■ Supplied data
——————

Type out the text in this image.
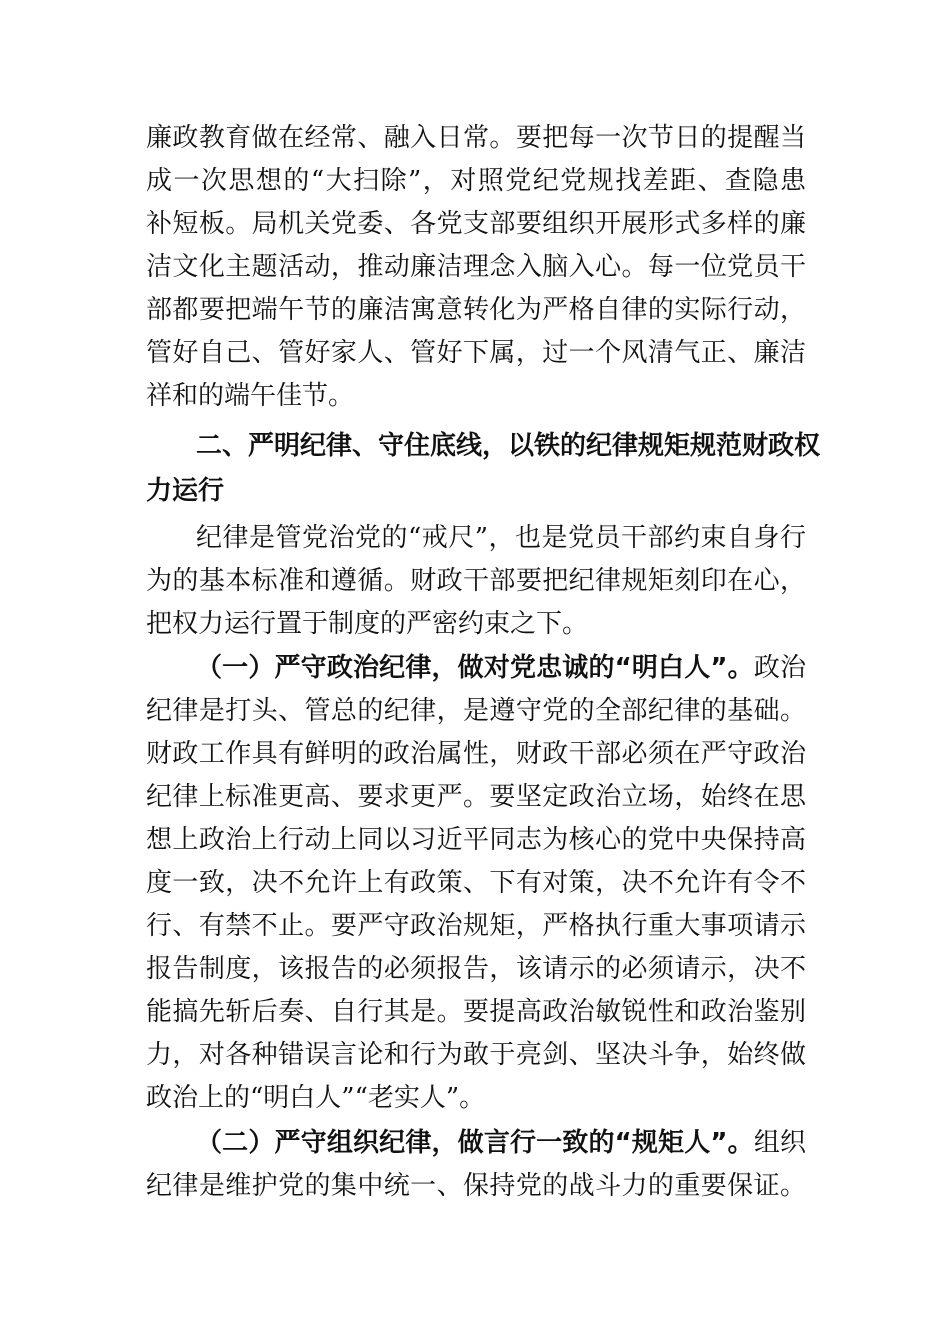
廉政教育做在经常、融入日常。要把每一次节日的提醒当
成一次思想的“大扫除”，对照党纪党规找差距、查隐患
补短板。局机关党委、各党支部要组织开展形式多样的廉
洁文化主题活动，推动廉洁理念入脑入心。每一位党员干
部都要把端午节的廉洁寓意转化为严格自律的实际行动，
管好自己、管好家人、管好下属，过一个风清气正、廉洁
祥和的端午佳节。
二、严明纪律、守住底线，以铁的纪律规矩规范财政权
力运行
纪律是管党治党的“戒尺”，也是党员干部约束自身行
为的基本标准和遵循。财政干部要把纪律规矩刻印在心，
把权力运行置于制度的严密约束之下。
（一）严守政治纪律，做对党忠诚的“明白人”。政治
纪律是打头、管总的纪律，是遵守党的全部纪律的基础。
财政工作具有鲜明的政治属性，财政干部必须在严守政治
纪律上标准更高、要求更严。要坚定政治立场，始终在思
想上政治上行动上同以习近平同志为核心的党中央保持高
度一致，决不允许上有政策、下有对策，决不允许有令不
行、有禁不止。要严守政治规矩，严格执行重大事项请示
报告制度，该报告的必须报告，该请示的必须请示，决不
能搞先斩后奏、自行其是。要提高政治敏锐性和政治鉴别
力，对各种错误言论和行为敢于亮剑、坚决斗争，始终做
政治上的“明白人”“老实人”。
（二）严守组织纪律，做言行一致的“规矩人”。组织
纪律是维护党的集中统一、保持党的战斗力的重要保证。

——————

■ Exercise aim
All of the material above is to be copied exactly, except for its images.

■ Result of the exercise
Type out the text in this image.
廉政教育做在经常、融入日常。要把每一次节日的提醒当
成一次思想的“大扫除”，对照党纪党规找差距、查隐患
补短板。局机关党委、各党支部要组织开展形式多样的廉
洁文化主题活动，推动廉洁理念入脑入心。每一位党员干
部都要把端午节的廉洁寓意转化为严格自律的实际行动，
管好自己、管好家人、管好下属，过一个风清气正、廉洁
祥和的端午佳节。
二、严明纪律、守住底线，以铁的纪律规矩规范财政权
力运行
纪律是管党治党的“戒尺”，也是党员干部约束自身行
为的基本标准和遵循。财政干部要把纪律规矩刻印在心，
把权力运行置于制度的严密约束之下。
（一）严守政治纪律，做对党忠诚的“明白人”。政治
纪律是打头、管总的纪律，是遵守党的全部纪律的基础。
财政工作具有鲜明的政治属性，财政干部必须在严守政治
纪律上标准更高、要求更严。要坚定政治立场，始终在思
想上政治上行动上同以习近平同志为核心的党中央保持高
度一致，决不允许上有政策、下有对策，决不允许有令不
行、有禁不止。要严守政治规矩，严格执行重大事项请示
报告制度，该报告的必须报告，该请示的必须请示，决不
能搞先斩后奏、自行其是。要提高政治敏锐性和政治鉴别
力，对各种错误言论和行为敢于亮剑、坚决斗争，始终做
政治上的“明白人”“老实人”。
（二）严守组织纪律，做言行一致的“规矩人”。组织
纪律是维护党的集中统一、保持党的战斗力的重要保证。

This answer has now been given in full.